■ **WHAT YOU ARE ASKED TO DO**: Single out each line with the word "signal" and copy it.

Data records
● ● ● ● ●
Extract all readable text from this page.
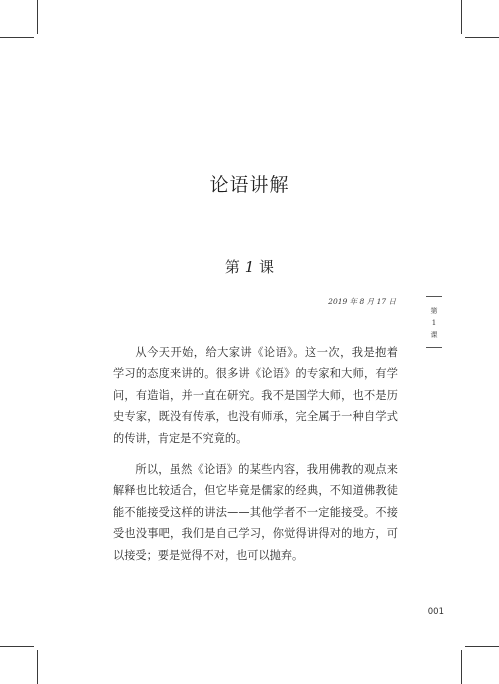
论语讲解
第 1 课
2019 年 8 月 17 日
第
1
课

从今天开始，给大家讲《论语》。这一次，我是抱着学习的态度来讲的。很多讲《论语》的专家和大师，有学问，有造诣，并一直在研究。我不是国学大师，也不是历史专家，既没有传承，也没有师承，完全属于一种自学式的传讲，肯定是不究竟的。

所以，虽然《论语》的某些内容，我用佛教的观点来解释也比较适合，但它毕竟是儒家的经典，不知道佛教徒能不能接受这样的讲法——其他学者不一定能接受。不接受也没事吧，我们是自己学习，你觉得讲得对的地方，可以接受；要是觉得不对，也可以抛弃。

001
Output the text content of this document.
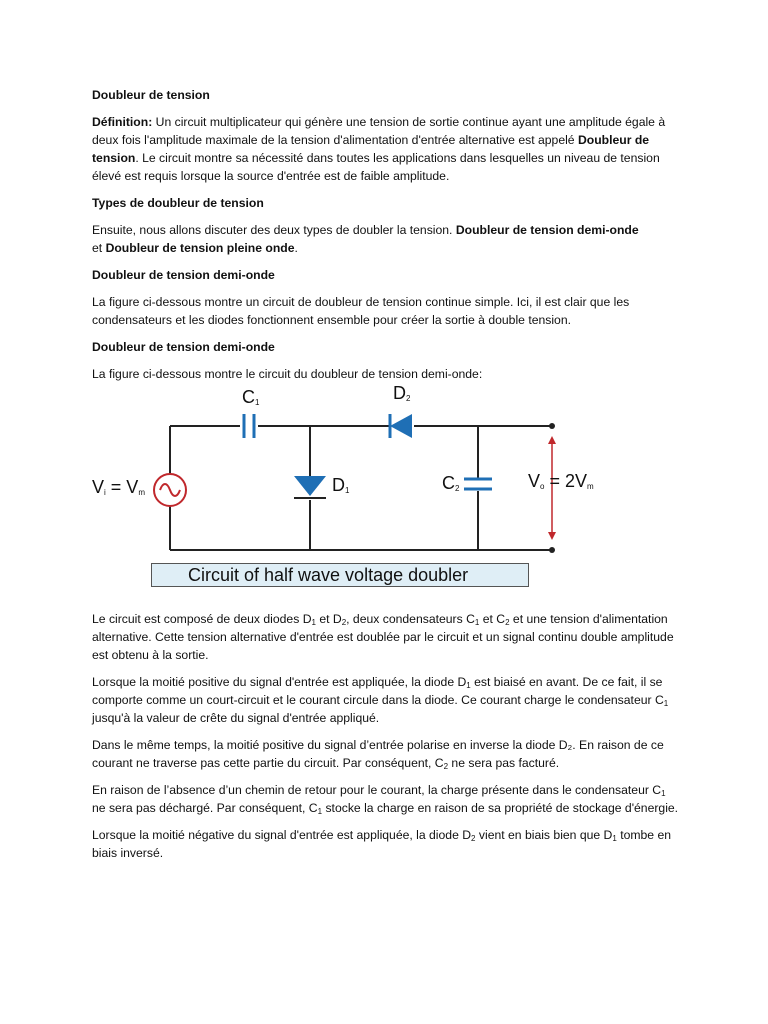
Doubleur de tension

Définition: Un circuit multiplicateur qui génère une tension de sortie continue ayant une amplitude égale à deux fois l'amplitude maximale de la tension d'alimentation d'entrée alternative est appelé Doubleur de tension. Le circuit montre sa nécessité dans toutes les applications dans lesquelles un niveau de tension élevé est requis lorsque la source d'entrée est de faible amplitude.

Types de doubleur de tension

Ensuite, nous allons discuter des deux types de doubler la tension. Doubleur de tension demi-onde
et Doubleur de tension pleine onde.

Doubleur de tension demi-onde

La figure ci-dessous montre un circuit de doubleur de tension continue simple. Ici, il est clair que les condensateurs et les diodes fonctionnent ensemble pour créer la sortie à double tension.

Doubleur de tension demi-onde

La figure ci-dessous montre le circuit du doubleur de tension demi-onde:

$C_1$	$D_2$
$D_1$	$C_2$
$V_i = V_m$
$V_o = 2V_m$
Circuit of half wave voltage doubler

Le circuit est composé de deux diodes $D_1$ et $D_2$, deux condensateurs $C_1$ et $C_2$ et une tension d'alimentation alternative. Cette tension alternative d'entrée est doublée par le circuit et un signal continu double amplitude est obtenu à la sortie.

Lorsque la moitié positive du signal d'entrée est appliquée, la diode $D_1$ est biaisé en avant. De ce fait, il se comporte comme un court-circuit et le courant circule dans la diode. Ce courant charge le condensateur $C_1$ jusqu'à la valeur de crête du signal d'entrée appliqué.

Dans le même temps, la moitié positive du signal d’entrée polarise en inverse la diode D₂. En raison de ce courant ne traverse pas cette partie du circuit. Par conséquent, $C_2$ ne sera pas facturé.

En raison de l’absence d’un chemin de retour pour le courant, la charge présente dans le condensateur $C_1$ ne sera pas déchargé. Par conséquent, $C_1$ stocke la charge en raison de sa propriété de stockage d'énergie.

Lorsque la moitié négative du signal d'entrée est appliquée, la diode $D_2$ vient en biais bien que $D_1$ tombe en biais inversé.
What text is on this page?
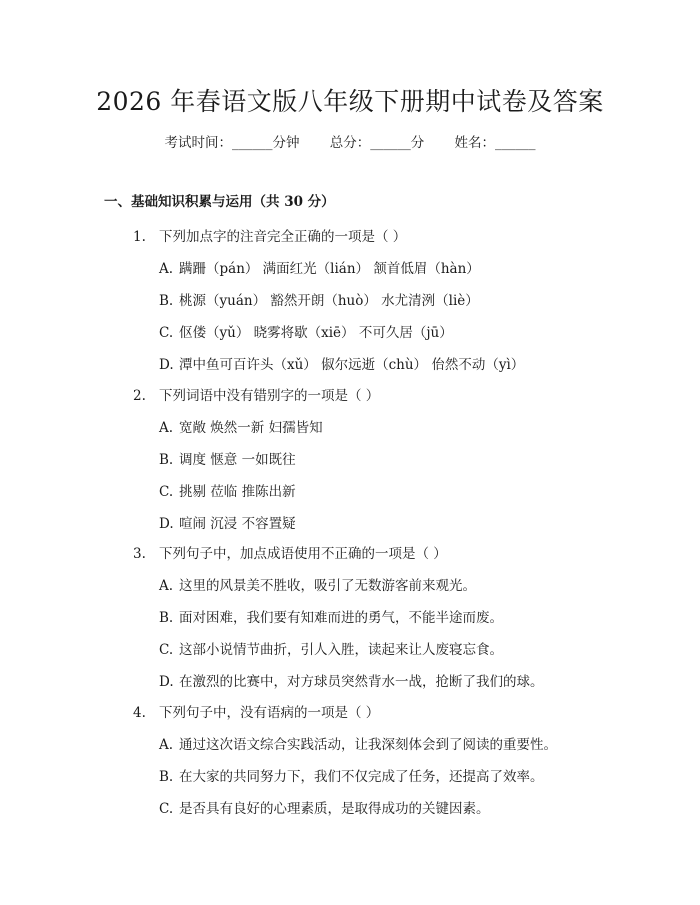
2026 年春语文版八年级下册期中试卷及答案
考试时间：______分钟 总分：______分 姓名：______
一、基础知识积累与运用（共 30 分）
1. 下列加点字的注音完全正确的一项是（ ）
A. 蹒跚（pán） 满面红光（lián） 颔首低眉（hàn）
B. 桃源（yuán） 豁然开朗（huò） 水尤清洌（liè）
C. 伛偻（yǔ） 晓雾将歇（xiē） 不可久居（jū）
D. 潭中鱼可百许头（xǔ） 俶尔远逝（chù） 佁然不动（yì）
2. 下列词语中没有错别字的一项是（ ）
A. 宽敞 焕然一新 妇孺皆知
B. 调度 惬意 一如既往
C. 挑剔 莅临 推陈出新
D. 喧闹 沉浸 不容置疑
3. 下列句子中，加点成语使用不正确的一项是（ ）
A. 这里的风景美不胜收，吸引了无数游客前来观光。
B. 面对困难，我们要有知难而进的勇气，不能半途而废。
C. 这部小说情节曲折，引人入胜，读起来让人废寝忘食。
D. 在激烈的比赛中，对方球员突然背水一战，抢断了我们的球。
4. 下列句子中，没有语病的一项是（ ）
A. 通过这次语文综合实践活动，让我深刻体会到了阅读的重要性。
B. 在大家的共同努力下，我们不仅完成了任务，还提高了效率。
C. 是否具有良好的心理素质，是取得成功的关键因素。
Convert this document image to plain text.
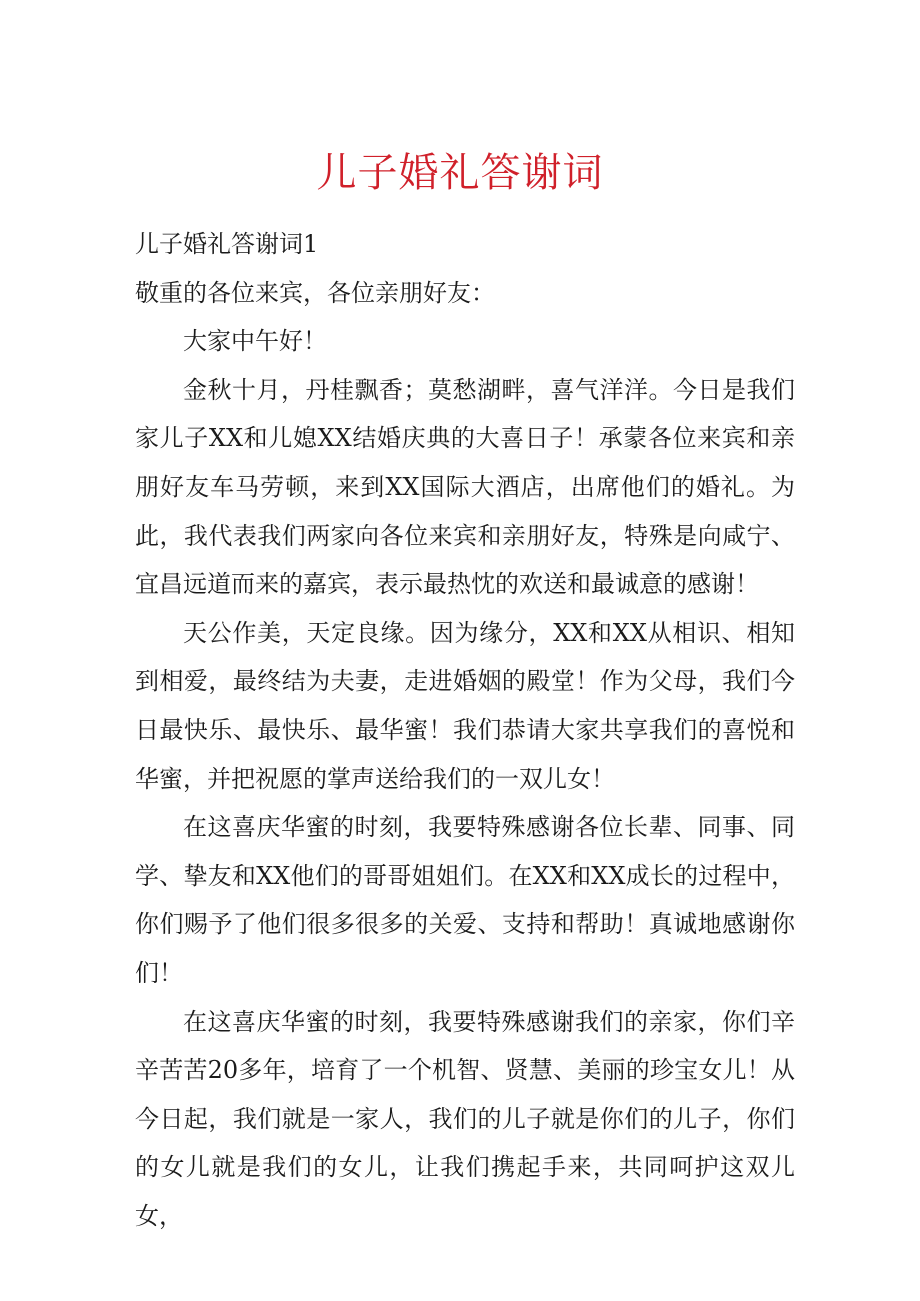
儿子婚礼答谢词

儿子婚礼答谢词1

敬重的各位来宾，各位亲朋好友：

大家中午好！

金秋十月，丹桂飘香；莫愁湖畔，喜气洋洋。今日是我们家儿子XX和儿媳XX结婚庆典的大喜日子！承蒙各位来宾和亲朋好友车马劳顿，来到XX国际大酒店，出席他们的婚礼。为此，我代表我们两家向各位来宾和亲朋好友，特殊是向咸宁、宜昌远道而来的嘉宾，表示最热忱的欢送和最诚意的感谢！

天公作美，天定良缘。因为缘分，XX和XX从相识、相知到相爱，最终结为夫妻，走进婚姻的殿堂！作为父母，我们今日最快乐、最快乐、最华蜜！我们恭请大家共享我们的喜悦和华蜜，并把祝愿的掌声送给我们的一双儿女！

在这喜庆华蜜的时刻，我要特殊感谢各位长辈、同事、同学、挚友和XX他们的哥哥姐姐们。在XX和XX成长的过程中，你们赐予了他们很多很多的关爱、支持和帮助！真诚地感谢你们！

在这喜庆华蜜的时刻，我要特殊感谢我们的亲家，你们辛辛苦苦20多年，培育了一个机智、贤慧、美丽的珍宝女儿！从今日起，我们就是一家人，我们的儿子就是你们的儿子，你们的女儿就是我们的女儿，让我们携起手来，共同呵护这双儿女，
● ● ● ● ●
■ **RESULT BELOW**:
Le circuit est composé de deux diodes $D_1$ et $D_2$, deux condensateurs $C_1$ et $C_2$ et une tension d'alimentation alternative. Cette tension alternative d'entrée est doublée par le circuit et un signal continu double amplitude est obtenu à la sortie.
Lorsque la moitié positive du signal d'entrée est appliquée, la diode $D_1$ est biaisé en avant. De ce fait, il se comporte comme un court-circuit et le courant circule dans la diode. Ce courant charge le condensateur $C_1$ jusqu'à la valeur de crête du signal d'entrée appliqué.
Dans le même temps, la moitié positive du signal d’entrée polarise en inverse la diode D₂. En raison de ce courant ne traverse pas cette partie du circuit. Par conséquent, $C_2$ ne sera pas facturé.
Lorsque la moitié négative du signal d'entrée est appliquée, la diode $D_2$ vient en biais bien que $D_1$ tombe en biais inversé.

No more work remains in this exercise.